THE PROBLEM
Return the number of lines that include the string "reply", without any other text.

— BEGIN STORED RECORDS —

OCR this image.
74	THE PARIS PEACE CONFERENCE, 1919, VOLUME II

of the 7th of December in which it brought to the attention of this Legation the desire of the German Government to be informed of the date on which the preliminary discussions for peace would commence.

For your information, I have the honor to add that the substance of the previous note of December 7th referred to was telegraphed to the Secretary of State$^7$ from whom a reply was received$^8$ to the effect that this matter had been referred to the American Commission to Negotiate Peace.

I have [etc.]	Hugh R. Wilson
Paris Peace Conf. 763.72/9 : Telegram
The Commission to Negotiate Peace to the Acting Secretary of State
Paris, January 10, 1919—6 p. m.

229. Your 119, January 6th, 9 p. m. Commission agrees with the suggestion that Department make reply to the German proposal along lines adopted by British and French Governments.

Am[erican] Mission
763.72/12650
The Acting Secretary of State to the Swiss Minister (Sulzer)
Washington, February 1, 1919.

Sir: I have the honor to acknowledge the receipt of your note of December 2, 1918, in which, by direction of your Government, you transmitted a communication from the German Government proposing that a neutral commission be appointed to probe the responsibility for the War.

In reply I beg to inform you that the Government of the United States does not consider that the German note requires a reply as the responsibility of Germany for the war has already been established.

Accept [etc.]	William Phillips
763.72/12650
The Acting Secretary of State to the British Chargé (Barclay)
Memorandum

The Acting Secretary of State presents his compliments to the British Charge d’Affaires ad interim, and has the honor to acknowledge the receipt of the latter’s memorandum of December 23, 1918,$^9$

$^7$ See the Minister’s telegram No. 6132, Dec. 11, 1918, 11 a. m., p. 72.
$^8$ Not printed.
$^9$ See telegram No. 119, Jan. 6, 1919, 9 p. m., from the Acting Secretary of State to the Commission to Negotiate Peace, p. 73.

— END STORED RECORDS —
— BEGIN STORED RECORDS —

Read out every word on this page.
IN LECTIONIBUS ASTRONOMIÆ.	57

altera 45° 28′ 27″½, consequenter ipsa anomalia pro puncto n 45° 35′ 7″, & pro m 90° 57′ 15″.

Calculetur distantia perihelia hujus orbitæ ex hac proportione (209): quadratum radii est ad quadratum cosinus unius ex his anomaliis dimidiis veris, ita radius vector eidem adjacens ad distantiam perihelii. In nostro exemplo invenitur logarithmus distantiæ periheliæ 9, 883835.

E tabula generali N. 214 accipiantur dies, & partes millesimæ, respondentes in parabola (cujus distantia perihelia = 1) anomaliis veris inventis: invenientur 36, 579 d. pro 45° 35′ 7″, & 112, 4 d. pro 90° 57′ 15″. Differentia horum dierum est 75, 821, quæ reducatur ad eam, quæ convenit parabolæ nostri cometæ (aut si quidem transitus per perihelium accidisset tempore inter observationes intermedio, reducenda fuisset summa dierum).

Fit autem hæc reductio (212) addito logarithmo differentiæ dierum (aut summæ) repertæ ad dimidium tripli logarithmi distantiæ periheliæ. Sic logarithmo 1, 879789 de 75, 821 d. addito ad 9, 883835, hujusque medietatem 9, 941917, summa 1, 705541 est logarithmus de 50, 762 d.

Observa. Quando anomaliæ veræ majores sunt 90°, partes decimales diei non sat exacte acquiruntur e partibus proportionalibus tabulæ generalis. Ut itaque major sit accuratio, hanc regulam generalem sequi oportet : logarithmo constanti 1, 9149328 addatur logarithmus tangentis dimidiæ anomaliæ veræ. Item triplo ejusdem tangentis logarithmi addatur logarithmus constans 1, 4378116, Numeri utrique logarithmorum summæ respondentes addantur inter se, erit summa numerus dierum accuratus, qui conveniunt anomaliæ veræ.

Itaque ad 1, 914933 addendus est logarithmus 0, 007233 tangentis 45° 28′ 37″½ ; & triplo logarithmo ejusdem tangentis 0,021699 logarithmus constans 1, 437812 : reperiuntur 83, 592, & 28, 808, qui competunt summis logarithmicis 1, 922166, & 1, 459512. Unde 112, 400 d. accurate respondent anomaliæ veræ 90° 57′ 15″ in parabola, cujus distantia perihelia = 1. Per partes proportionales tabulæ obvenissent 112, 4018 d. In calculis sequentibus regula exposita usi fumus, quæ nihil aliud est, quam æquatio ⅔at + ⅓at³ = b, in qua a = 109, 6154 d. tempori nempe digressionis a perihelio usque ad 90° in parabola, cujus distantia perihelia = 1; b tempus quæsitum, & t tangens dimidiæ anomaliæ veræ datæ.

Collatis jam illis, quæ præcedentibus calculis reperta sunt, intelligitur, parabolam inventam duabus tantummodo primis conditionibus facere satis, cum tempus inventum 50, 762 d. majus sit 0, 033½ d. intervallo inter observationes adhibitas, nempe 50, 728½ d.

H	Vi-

— END STORED RECORDS —

FULL SOLUTION
3